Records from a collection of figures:
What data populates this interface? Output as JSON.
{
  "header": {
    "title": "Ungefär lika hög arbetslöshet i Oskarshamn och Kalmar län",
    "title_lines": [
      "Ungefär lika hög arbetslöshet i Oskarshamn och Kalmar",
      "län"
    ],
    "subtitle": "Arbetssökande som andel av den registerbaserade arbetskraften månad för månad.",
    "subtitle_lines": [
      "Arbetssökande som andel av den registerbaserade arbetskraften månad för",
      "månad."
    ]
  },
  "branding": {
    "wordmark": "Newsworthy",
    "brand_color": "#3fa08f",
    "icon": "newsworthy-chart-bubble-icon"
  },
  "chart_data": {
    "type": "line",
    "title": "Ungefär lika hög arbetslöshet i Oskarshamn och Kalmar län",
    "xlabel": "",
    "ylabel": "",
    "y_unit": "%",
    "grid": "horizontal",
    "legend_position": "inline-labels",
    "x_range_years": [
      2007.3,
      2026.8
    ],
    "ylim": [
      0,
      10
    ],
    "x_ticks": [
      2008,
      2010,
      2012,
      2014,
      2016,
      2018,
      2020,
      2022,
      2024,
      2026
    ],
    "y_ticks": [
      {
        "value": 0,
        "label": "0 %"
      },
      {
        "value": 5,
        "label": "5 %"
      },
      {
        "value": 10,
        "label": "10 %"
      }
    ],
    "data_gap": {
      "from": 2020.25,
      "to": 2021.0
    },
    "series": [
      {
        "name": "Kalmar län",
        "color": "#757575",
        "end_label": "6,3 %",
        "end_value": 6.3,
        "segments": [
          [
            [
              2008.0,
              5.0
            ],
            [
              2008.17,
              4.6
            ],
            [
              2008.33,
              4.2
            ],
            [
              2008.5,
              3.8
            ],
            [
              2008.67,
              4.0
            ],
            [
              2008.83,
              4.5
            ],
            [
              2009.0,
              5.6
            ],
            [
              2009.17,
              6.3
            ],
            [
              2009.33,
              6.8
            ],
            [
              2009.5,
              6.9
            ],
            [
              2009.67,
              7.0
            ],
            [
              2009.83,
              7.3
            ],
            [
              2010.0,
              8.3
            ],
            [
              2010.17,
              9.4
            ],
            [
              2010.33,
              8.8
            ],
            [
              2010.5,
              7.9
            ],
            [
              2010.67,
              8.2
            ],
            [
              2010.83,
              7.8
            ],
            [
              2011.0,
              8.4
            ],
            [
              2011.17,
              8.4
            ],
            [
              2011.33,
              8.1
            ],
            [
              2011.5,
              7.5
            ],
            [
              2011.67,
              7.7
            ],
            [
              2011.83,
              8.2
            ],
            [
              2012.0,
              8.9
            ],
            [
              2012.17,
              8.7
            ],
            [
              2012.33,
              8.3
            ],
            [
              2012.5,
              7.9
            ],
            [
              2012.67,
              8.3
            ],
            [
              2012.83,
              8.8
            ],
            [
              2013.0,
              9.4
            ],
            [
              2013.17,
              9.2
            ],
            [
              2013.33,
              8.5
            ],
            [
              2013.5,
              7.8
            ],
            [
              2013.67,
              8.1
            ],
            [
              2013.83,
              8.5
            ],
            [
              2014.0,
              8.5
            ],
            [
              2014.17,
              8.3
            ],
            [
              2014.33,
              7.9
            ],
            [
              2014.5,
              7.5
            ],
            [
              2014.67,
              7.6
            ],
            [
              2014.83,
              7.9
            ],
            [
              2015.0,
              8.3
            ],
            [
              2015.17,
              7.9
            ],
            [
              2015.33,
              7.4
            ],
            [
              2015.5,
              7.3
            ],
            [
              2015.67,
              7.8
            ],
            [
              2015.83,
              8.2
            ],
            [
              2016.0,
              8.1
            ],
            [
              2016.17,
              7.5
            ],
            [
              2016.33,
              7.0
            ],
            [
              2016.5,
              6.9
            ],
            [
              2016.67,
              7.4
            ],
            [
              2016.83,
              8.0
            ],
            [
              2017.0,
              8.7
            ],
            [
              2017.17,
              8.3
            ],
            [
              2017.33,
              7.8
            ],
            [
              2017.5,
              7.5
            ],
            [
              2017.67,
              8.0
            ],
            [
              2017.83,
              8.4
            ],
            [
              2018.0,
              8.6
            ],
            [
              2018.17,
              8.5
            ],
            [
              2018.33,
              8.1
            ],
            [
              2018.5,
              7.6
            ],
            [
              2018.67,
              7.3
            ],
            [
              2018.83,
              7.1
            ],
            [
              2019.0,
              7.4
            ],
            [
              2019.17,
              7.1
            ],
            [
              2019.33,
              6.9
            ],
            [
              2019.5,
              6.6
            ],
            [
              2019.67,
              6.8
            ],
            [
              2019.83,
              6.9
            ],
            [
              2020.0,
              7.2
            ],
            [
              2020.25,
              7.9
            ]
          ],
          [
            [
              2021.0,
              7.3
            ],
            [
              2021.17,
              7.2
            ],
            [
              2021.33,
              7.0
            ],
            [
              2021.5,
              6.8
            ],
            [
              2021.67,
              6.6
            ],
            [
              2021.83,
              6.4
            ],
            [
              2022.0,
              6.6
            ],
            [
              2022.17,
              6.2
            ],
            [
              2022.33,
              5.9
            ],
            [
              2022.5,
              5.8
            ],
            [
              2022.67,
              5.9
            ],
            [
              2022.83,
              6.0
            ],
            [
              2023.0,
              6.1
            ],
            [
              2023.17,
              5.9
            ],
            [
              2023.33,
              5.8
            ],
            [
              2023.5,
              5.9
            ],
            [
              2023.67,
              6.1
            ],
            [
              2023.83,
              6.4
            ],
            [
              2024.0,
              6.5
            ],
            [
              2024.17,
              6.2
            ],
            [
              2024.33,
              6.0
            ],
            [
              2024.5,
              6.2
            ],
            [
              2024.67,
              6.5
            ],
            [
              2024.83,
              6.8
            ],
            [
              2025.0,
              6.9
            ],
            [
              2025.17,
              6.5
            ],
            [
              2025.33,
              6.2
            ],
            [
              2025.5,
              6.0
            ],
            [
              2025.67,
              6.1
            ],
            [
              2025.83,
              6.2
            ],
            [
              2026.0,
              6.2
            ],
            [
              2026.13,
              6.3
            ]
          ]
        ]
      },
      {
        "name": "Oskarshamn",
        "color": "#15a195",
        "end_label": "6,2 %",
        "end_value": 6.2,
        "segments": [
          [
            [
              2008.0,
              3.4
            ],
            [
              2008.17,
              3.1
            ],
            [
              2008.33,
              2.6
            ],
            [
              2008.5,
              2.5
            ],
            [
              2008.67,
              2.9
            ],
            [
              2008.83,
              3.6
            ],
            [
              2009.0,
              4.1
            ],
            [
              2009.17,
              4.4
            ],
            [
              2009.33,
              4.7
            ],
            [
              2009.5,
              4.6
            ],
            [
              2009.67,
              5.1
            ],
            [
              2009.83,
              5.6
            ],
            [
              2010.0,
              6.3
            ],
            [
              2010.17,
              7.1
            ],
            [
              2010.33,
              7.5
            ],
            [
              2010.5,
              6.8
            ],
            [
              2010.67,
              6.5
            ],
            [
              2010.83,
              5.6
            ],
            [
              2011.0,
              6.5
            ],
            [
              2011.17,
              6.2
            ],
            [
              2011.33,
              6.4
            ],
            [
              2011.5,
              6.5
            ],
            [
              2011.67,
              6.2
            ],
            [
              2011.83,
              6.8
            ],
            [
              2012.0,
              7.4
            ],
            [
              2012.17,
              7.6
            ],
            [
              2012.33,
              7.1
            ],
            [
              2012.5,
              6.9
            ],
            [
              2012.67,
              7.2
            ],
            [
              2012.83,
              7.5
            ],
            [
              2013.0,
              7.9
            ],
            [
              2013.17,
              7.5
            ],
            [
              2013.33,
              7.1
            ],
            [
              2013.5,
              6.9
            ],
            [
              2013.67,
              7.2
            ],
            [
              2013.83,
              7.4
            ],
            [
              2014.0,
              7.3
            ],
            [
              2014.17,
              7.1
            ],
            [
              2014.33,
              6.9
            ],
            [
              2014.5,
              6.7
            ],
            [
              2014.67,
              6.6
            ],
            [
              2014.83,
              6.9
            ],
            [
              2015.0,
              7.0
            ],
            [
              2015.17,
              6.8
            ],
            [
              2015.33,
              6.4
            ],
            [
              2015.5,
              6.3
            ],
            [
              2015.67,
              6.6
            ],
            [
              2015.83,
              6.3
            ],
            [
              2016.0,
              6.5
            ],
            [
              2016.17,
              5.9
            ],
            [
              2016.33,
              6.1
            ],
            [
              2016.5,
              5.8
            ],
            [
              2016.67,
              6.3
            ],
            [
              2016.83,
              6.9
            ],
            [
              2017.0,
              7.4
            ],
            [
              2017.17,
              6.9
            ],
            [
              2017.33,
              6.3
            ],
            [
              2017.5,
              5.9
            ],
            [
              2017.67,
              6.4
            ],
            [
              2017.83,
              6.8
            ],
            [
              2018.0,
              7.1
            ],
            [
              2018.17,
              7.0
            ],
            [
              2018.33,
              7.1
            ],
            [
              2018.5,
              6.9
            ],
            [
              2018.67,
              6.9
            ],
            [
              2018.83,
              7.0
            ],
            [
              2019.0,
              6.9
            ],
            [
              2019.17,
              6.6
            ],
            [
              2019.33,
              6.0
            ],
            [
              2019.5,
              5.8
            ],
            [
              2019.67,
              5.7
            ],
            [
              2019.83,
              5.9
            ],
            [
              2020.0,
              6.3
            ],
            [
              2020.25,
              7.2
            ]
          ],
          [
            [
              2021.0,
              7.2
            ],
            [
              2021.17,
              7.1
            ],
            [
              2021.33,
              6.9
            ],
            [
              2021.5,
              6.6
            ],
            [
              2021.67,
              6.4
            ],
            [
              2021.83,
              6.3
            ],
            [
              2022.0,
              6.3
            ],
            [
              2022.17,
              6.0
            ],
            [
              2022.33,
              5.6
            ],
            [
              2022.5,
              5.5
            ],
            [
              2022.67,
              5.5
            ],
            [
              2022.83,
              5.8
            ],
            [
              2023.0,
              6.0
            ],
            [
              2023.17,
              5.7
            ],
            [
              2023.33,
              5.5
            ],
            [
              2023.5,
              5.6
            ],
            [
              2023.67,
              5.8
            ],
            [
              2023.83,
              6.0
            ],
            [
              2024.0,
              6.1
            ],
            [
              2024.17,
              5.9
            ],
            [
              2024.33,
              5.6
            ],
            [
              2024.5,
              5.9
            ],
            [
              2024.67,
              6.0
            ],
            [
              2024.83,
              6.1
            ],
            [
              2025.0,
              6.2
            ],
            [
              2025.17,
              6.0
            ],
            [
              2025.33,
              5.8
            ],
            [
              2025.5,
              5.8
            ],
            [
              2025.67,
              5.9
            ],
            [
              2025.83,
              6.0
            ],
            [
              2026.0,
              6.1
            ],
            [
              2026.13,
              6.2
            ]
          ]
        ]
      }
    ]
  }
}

> _What is expected_: Return each line with "registerbaserade".

> _Exercise solution_:
    "subtitle": "Arbetssökande som andel av den registerbaserade arbetskraften månad för månad.",
      "Arbetssökande som andel av den registerbaserade arbetskraften månad för",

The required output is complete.